■ **Directions for this task**
In the entries below, count the lines holding "Parse". Reply with the number only.
::: Available records :::
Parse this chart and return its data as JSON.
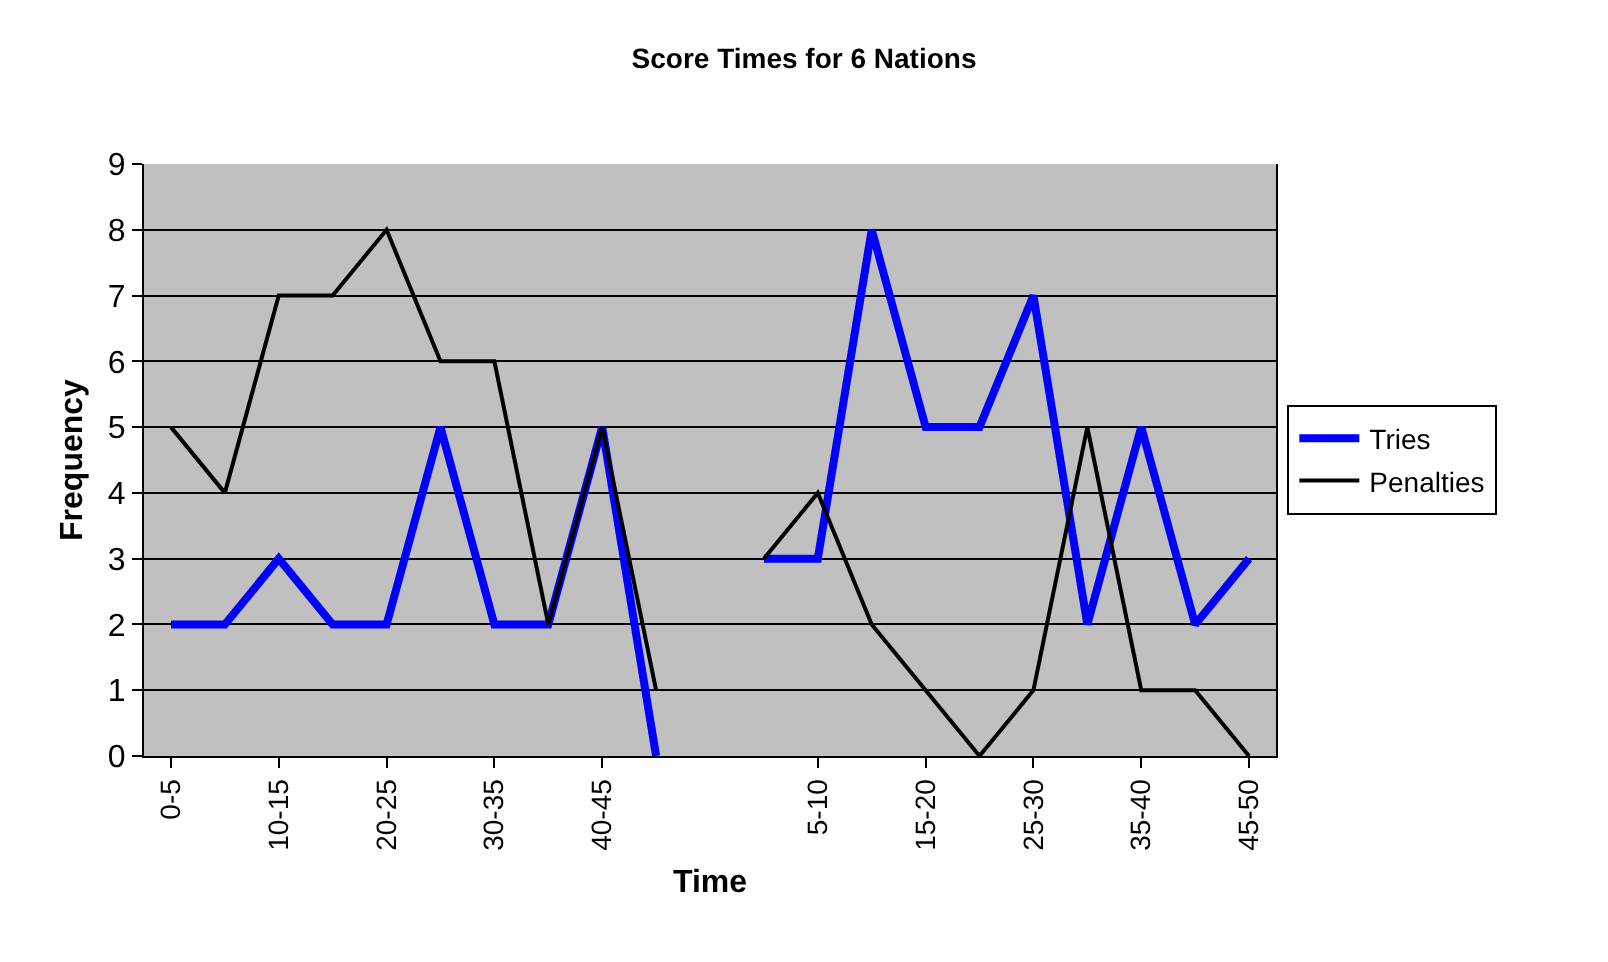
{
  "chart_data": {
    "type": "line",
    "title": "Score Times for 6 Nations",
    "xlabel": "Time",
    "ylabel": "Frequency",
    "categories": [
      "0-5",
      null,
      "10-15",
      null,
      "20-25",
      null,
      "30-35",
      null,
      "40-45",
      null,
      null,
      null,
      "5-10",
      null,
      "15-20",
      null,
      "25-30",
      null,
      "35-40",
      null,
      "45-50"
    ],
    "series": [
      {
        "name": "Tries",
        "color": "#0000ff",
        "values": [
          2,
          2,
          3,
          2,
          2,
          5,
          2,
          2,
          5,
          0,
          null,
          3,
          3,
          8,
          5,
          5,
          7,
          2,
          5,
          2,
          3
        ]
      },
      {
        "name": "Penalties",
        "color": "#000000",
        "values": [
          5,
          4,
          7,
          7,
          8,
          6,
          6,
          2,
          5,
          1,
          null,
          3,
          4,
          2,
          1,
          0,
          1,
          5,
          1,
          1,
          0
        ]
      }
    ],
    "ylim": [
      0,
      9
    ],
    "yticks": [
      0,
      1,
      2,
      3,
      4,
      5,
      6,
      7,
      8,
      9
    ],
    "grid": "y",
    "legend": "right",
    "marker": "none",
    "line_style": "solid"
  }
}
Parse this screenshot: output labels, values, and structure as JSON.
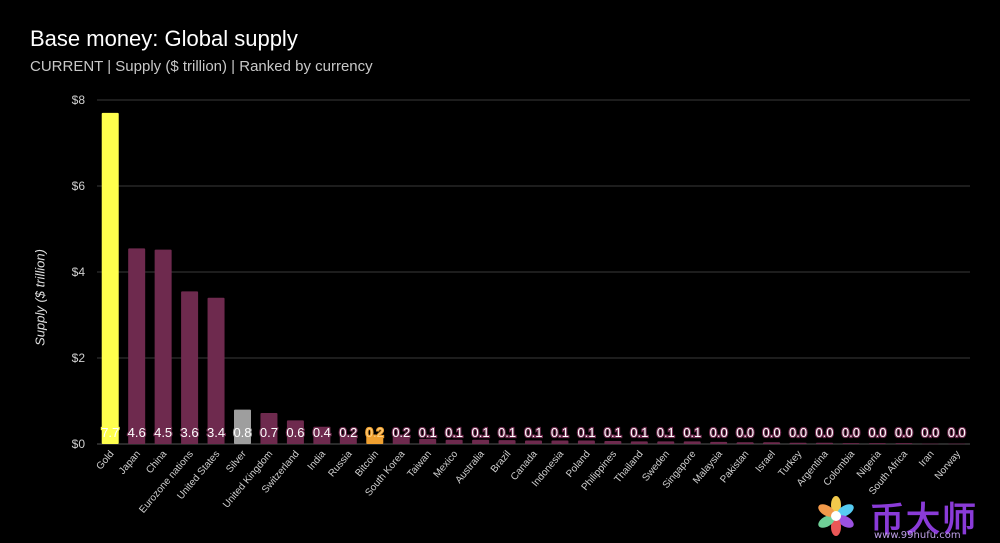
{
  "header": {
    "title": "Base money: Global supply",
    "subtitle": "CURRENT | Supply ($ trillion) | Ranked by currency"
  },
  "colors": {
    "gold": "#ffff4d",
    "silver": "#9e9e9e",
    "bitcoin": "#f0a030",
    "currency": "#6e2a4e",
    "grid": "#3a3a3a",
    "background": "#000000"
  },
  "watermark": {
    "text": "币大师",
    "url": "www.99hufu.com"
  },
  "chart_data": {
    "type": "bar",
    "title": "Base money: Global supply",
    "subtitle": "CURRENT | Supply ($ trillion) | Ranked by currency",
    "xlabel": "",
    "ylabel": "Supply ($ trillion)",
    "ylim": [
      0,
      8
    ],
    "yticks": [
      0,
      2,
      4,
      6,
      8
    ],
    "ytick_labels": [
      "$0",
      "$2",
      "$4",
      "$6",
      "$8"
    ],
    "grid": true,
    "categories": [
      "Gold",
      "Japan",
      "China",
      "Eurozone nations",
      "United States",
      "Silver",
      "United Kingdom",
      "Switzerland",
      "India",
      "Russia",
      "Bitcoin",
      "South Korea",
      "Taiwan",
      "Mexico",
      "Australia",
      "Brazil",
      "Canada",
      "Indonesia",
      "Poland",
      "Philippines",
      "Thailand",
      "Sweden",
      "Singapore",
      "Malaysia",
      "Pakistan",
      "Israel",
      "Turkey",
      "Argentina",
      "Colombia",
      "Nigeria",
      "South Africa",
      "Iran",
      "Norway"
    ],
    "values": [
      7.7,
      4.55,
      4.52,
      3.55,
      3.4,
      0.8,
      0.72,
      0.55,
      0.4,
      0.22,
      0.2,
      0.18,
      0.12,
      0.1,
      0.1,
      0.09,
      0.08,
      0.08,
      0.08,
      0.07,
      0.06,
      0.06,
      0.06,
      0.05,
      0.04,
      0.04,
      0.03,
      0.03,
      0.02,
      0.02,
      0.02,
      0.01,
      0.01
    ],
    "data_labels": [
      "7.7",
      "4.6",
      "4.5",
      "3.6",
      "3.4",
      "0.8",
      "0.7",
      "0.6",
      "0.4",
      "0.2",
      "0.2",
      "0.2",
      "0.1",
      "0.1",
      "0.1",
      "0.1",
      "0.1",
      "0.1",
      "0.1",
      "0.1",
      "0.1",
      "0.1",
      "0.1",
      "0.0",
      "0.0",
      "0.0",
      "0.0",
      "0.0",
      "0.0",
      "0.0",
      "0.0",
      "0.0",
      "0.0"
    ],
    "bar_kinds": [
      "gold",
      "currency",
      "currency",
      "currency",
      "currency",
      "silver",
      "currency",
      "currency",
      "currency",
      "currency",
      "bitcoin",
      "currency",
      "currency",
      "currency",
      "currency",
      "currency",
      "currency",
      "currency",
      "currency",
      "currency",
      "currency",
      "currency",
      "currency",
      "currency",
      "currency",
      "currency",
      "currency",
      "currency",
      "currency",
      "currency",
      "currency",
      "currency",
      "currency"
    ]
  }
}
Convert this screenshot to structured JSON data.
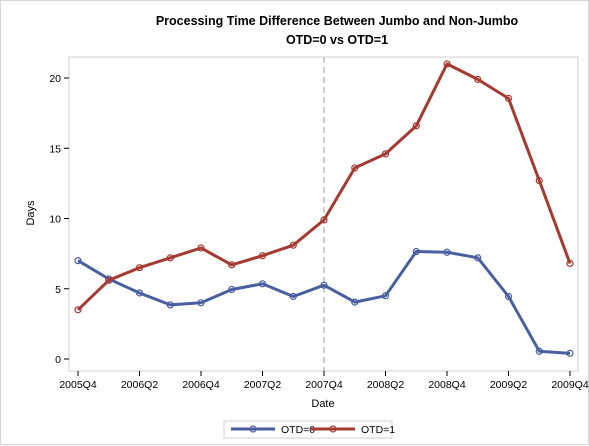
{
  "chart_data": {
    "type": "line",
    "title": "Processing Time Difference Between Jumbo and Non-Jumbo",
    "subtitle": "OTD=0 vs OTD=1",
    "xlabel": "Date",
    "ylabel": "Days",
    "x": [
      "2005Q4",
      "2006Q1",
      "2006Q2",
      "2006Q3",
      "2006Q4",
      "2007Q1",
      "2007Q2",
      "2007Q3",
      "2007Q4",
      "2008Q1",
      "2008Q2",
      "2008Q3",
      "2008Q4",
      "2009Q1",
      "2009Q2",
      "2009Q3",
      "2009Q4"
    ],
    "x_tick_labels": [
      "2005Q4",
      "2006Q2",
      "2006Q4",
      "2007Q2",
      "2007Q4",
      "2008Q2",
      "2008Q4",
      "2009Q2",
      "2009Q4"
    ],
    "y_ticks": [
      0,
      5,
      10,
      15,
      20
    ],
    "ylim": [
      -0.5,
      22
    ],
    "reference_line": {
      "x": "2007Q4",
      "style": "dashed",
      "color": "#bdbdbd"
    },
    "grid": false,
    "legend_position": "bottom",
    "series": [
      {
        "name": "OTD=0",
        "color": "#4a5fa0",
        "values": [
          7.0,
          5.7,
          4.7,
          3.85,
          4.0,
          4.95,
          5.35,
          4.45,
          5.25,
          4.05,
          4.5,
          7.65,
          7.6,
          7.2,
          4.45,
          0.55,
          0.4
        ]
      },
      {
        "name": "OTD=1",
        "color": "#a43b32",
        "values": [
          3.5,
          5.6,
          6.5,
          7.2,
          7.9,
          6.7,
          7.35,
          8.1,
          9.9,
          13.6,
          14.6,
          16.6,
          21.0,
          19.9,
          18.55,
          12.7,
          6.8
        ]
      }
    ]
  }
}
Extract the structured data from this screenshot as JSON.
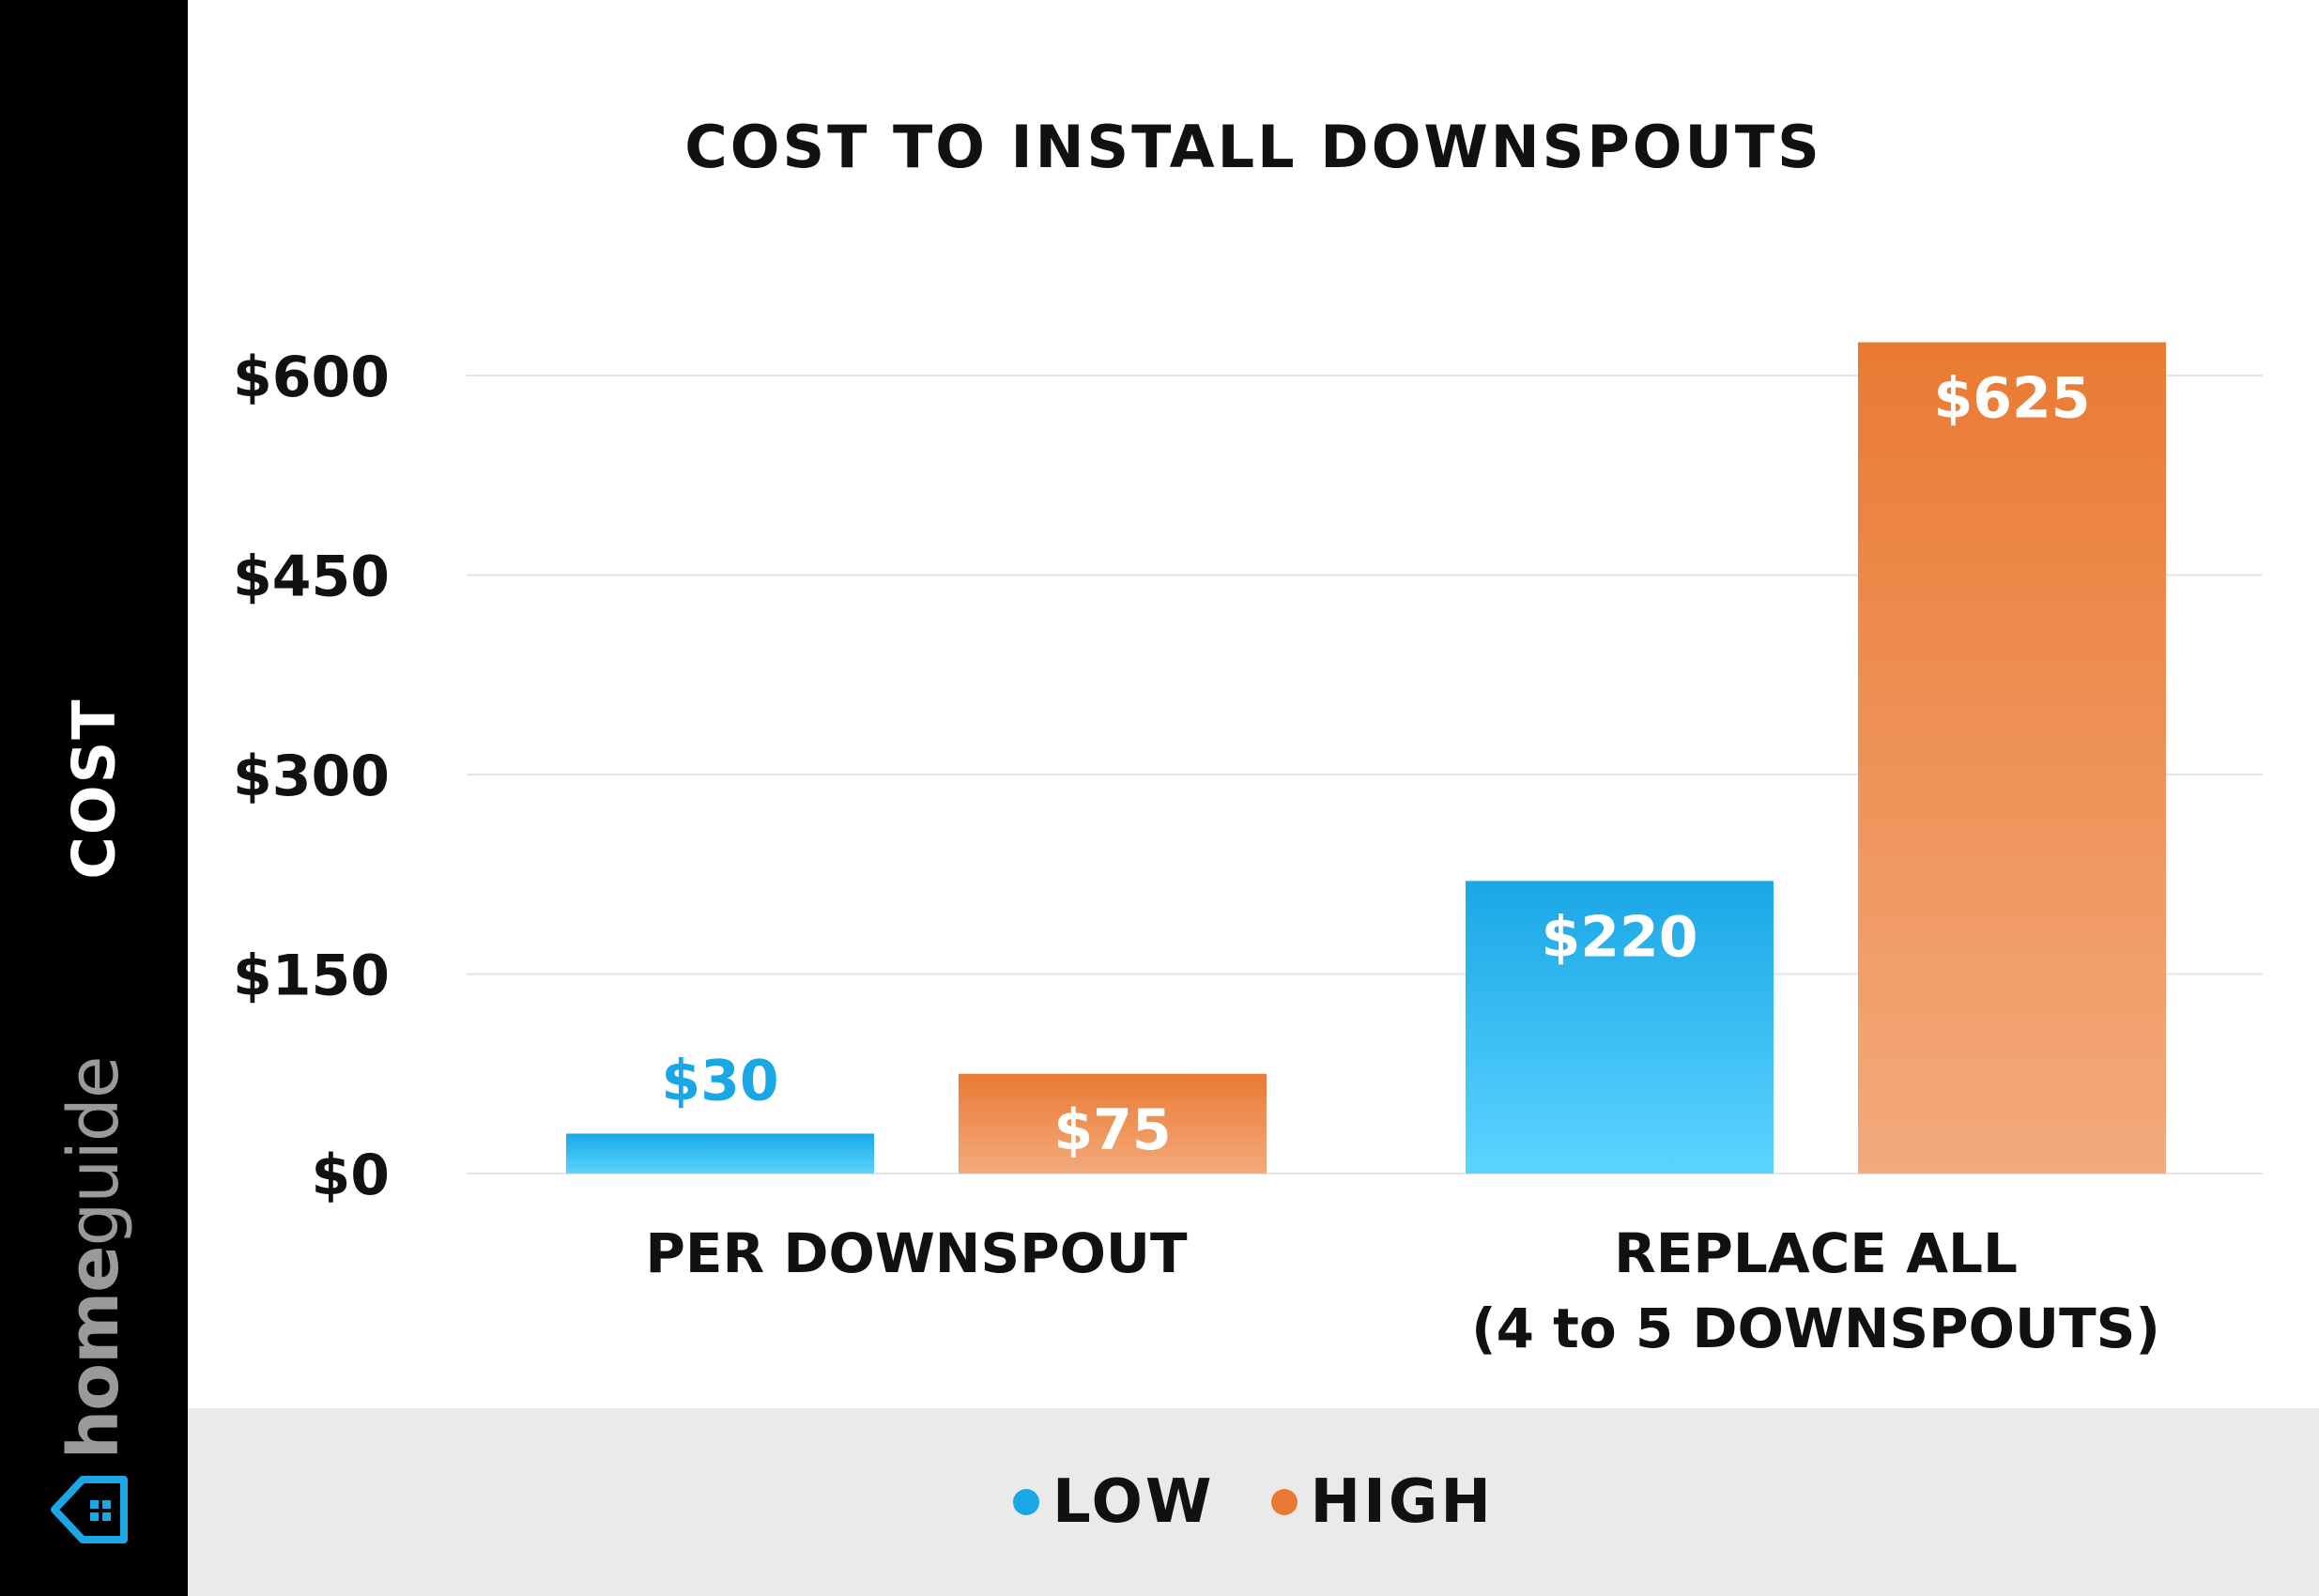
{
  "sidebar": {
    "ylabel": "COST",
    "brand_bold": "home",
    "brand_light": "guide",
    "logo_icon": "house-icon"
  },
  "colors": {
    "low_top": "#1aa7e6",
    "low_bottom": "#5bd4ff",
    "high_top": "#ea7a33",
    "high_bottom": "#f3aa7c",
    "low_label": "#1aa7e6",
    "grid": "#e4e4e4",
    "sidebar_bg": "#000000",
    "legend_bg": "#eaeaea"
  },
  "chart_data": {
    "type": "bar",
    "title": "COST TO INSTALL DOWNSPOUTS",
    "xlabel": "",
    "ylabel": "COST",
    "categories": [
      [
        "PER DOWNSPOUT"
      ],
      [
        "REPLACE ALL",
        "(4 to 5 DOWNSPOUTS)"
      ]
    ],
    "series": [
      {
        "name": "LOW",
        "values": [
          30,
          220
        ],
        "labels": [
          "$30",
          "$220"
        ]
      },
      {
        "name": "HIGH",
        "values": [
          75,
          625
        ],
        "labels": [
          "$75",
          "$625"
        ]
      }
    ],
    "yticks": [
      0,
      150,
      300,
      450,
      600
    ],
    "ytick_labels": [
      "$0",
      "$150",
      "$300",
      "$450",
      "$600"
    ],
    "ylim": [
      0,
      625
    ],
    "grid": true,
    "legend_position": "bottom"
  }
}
:::
■ **Solved exercise**
2